◆ **The request**
Copy every line of the data that contains the string "lamp".

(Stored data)
________________________

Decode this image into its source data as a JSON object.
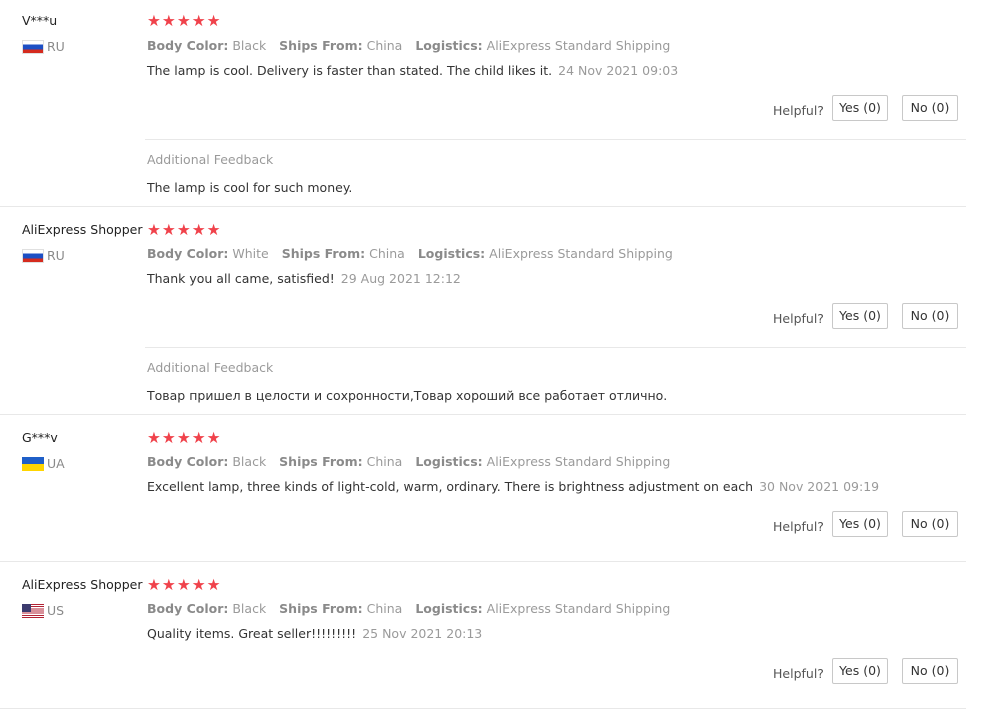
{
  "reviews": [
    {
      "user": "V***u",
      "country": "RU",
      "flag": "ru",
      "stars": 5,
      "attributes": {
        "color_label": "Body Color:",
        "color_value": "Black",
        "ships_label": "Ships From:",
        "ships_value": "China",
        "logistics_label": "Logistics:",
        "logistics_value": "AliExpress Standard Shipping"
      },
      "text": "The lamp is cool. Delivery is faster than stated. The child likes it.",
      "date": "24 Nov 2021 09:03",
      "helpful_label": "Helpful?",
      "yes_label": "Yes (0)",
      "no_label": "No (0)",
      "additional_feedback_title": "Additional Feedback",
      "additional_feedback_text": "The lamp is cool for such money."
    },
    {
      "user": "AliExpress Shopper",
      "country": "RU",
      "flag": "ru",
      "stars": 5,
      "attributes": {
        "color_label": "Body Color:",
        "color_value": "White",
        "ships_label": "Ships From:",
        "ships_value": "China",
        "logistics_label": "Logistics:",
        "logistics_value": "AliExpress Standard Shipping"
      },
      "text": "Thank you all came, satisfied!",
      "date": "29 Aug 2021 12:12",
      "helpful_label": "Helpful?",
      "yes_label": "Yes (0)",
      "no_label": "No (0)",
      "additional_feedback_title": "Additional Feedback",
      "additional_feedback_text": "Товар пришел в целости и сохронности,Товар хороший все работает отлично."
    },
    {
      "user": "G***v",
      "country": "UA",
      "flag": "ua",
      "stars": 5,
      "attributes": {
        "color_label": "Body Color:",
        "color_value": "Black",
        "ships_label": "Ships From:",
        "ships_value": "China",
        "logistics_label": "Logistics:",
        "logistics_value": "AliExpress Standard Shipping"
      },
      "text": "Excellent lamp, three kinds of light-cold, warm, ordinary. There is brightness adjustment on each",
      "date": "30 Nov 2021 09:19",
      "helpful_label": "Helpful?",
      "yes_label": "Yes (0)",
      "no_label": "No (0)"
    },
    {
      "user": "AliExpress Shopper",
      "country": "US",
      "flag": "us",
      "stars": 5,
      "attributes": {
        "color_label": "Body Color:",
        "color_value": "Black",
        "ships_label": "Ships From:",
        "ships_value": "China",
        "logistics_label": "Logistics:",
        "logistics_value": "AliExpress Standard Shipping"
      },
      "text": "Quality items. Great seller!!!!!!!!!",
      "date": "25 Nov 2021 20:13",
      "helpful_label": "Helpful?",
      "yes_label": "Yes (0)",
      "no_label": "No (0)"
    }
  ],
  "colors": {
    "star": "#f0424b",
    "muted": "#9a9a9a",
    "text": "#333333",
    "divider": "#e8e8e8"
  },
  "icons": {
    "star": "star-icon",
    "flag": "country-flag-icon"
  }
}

________________________

◆ **Solution for this problem**
      "text": "The lamp is cool. Delivery is faster than stated. The child likes it.",
      "additional_feedback_text": "The lamp is cool for such money."
      "text": "Excellent lamp, three kinds of light-cold, warm, ordinary. There is brightness adjustment on each",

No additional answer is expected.